Records to use ::
┏━━

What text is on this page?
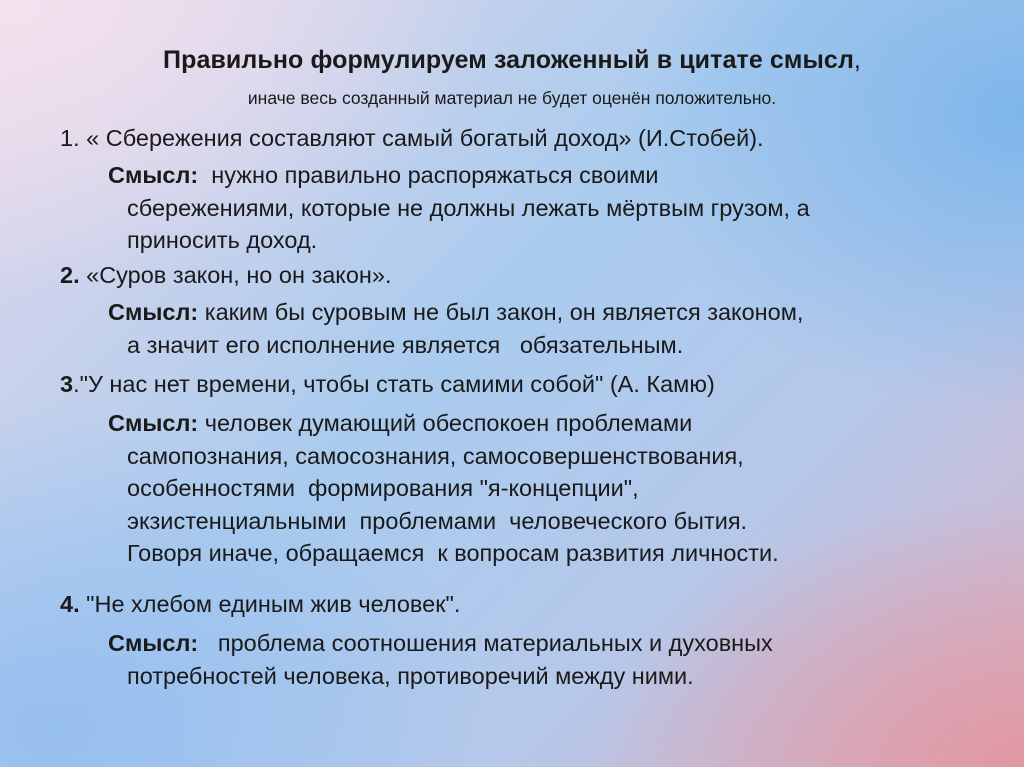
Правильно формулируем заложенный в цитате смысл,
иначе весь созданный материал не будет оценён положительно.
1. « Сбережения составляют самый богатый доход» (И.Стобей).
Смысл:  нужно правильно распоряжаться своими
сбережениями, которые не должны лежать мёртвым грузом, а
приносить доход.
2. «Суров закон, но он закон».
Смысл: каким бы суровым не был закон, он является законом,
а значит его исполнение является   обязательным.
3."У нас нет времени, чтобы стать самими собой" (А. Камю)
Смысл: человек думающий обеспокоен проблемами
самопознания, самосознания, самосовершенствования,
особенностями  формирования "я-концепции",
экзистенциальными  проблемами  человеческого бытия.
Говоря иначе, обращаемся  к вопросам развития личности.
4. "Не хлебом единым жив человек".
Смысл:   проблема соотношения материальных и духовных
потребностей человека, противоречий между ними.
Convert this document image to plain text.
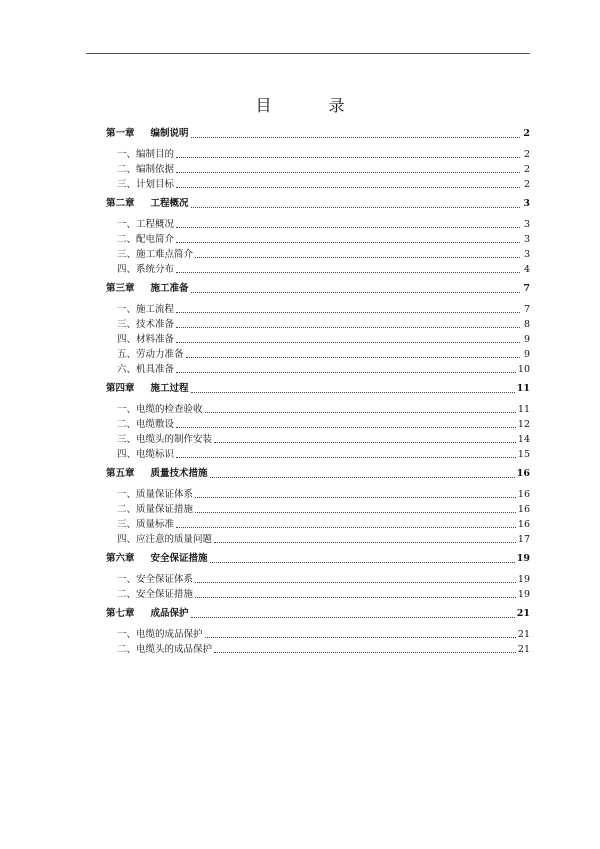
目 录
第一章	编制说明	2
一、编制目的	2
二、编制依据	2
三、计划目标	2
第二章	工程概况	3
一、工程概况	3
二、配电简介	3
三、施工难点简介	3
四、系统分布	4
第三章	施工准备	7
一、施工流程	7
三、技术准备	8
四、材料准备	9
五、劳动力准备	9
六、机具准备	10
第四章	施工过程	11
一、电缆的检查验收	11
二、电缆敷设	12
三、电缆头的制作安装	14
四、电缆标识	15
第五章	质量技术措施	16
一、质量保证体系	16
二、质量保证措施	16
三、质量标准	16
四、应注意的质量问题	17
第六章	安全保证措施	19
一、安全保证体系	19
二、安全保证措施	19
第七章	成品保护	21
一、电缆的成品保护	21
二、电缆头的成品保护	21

┗━━

Work instructions :: Set down only the lines running from the line with "Convert this document image to plain text." to the end of the entries, inclusive; omit every picture.

Worked solution ::
Convert this document image to plain text.
目 录
第一章	编制说明	2
一、编制目的	2
二、编制依据	2
三、计划目标	2
第二章	工程概况	3
一、工程概况	3
二、配电简介	3
三、施工难点简介	3
四、系统分布	4
第三章	施工准备	7
一、施工流程	7
三、技术准备	8
四、材料准备	9
五、劳动力准备	9
六、机具准备	10
第四章	施工过程	11
一、电缆的检查验收	11
二、电缆敷设	12
三、电缆头的制作安装	14
四、电缆标识	15
第五章	质量技术措施	16
一、质量保证体系	16
二、质量保证措施	16
三、质量标准	16
四、应注意的质量问题	17
第六章	安全保证措施	19
一、安全保证体系	19
二、安全保证措施	19
第七章	成品保护	21
一、电缆的成品保护	21
二、电缆头的成品保护	21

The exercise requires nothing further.